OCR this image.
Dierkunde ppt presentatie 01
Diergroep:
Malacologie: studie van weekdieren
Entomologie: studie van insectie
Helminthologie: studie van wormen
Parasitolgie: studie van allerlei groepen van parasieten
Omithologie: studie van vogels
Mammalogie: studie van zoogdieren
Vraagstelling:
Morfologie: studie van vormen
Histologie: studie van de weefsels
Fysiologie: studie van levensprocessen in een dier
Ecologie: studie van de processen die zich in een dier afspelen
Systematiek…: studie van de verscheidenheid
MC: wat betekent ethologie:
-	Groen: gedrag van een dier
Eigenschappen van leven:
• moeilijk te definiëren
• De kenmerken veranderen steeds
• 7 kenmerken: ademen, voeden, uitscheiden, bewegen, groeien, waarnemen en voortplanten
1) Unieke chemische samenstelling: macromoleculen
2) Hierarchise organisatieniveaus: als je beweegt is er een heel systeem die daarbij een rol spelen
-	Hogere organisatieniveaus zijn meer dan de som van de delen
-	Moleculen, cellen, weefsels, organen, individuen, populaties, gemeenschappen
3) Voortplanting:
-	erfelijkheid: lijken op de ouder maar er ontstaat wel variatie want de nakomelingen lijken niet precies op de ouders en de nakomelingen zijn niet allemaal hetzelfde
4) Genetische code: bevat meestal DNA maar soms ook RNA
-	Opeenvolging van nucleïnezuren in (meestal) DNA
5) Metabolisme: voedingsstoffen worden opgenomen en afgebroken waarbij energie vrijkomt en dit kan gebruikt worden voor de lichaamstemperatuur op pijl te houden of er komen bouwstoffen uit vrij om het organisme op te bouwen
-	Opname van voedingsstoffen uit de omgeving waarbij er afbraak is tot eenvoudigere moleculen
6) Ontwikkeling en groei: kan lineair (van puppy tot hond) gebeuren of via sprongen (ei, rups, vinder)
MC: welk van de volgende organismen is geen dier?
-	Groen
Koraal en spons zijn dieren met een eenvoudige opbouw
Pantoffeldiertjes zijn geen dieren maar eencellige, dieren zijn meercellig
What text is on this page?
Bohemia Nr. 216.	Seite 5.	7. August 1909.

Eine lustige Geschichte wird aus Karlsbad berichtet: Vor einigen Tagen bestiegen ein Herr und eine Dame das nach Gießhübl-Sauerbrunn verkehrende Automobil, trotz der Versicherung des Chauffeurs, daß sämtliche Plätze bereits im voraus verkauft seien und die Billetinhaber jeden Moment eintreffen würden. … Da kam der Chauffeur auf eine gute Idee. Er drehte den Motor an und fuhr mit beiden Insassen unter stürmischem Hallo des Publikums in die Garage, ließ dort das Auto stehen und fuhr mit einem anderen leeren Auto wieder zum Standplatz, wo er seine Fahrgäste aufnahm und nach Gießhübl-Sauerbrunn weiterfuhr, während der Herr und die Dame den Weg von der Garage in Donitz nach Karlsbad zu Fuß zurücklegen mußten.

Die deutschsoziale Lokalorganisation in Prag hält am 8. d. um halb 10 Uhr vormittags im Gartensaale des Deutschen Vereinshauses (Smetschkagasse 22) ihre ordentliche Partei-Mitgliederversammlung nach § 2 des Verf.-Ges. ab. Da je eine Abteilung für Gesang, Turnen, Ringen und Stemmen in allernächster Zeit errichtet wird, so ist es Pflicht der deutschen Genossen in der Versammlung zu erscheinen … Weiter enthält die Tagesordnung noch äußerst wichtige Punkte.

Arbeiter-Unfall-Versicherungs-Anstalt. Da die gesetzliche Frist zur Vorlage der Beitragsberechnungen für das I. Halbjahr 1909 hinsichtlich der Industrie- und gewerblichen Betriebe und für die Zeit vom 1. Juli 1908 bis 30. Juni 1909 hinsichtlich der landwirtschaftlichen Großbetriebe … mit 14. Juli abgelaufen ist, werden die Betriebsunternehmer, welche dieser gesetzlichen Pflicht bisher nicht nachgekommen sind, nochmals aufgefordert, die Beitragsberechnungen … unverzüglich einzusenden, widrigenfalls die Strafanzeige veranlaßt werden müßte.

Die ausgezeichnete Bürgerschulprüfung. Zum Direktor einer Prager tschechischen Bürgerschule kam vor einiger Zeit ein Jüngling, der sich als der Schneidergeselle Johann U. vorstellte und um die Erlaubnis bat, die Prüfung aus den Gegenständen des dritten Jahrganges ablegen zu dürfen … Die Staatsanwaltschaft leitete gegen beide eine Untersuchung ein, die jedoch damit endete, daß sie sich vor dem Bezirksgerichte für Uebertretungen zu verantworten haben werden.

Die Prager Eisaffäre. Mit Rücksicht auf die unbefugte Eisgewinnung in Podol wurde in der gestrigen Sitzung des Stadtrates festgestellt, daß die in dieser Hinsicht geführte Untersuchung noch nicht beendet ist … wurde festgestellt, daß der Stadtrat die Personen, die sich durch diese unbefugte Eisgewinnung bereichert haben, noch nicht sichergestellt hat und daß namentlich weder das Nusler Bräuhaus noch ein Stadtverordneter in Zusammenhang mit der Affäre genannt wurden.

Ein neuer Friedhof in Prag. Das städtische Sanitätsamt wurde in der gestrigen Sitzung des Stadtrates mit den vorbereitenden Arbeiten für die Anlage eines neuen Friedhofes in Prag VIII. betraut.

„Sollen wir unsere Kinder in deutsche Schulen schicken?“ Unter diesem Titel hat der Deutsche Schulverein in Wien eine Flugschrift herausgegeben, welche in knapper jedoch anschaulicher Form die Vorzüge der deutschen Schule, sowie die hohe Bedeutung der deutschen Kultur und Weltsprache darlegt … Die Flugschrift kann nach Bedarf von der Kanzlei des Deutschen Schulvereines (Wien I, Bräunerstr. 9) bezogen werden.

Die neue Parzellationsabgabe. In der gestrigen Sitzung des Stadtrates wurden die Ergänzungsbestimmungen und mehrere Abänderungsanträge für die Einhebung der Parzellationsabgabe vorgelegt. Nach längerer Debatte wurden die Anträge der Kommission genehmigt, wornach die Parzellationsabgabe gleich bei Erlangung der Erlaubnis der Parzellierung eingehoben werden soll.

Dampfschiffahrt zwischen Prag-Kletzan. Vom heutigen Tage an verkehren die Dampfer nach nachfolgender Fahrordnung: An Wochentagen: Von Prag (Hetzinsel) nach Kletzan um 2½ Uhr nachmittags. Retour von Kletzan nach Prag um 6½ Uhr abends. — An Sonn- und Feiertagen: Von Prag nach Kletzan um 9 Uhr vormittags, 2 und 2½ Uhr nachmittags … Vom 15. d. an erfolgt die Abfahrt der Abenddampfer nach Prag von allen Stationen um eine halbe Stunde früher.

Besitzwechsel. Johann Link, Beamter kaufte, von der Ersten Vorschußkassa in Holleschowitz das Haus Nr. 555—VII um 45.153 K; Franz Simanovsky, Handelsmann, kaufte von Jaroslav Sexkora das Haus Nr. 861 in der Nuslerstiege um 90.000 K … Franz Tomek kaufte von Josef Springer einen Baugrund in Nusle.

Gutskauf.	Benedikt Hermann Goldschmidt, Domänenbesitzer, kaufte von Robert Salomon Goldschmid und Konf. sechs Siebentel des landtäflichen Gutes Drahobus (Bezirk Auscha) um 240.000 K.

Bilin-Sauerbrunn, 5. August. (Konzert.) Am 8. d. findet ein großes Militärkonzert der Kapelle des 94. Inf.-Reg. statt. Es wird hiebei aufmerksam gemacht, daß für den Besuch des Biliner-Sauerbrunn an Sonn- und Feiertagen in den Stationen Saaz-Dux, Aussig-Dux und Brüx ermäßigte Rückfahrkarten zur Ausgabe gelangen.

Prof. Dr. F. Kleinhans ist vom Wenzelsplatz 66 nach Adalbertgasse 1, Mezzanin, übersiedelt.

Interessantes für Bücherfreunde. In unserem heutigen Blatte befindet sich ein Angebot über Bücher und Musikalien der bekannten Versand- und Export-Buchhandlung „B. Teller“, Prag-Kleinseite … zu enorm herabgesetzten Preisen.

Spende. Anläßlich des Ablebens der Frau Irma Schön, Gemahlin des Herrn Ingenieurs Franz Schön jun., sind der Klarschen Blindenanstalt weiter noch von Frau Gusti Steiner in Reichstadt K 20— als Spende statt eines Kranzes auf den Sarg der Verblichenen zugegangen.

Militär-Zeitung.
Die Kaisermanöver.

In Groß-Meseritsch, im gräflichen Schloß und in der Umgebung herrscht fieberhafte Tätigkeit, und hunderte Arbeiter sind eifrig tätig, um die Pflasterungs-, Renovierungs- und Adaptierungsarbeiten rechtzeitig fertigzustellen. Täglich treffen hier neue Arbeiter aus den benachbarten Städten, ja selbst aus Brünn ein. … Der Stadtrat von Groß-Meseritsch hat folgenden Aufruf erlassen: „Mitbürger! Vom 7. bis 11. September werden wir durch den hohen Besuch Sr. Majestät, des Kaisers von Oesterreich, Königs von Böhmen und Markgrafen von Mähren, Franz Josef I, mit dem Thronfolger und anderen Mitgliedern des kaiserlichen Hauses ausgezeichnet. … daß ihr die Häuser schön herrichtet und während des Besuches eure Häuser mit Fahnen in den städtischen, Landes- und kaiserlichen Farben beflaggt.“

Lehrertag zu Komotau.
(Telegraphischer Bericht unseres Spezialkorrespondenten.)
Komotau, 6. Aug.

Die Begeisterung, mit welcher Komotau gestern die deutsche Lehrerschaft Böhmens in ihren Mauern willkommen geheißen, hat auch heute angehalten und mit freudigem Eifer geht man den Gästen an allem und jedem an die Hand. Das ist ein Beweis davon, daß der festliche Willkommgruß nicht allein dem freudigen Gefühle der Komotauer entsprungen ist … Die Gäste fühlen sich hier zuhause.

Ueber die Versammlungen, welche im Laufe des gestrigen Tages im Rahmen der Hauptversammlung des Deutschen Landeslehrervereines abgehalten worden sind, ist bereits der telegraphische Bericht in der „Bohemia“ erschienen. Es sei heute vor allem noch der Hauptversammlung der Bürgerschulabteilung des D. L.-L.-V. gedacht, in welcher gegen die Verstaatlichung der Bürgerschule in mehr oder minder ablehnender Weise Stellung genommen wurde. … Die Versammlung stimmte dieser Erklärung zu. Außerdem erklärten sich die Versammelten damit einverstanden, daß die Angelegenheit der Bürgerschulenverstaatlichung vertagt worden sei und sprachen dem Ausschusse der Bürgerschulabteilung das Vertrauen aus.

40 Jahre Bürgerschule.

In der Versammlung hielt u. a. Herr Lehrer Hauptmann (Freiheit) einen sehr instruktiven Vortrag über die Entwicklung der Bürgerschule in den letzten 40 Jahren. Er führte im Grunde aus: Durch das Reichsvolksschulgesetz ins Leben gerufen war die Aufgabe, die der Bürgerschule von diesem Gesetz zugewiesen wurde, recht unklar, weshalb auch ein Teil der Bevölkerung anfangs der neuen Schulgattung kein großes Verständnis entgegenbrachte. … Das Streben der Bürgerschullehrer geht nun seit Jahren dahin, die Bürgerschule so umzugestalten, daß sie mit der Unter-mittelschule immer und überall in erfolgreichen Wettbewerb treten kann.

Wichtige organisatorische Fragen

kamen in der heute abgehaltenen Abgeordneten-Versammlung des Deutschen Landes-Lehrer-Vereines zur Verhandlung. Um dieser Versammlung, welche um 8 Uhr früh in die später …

####

* [Work to complete]: Search the material for the string "Untersuchung" and return each line that has it.

* [Reply to the task]:
Die ausgezeichnete Bürgerschulprüfung. Zum Direktor einer Prager tschechischen Bürgerschule kam vor einiger Zeit ein Jüngling, der sich als der Schneidergeselle Johann U. vorstellte und um die Erlaubnis bat, die Prüfung aus den Gegenständen des dritten Jahrganges ablegen zu dürfen … Die Staatsanwaltschaft leitete gegen beide eine Untersuchung ein, die jedoch damit endete, daß sie sich vor dem Bezirksgerichte für Uebertretungen zu verantworten haben werden.
Die Prager Eisaffäre. Mit Rücksicht auf die unbefugte Eisgewinnung in Podol wurde in der gestrigen Sitzung des Stadtrates festgestellt, daß die in dieser Hinsicht geführte Untersuchung noch nicht beendet ist … wurde festgestellt, daß der Stadtrat die Personen, die sich durch diese unbefugte Eisgewinnung bereichert haben, noch nicht sichergestellt hat und daß namentlich weder das Nusler Bräuhaus noch ein Stadtverordneter in Zusammenhang mit der Affäre genannt wurden.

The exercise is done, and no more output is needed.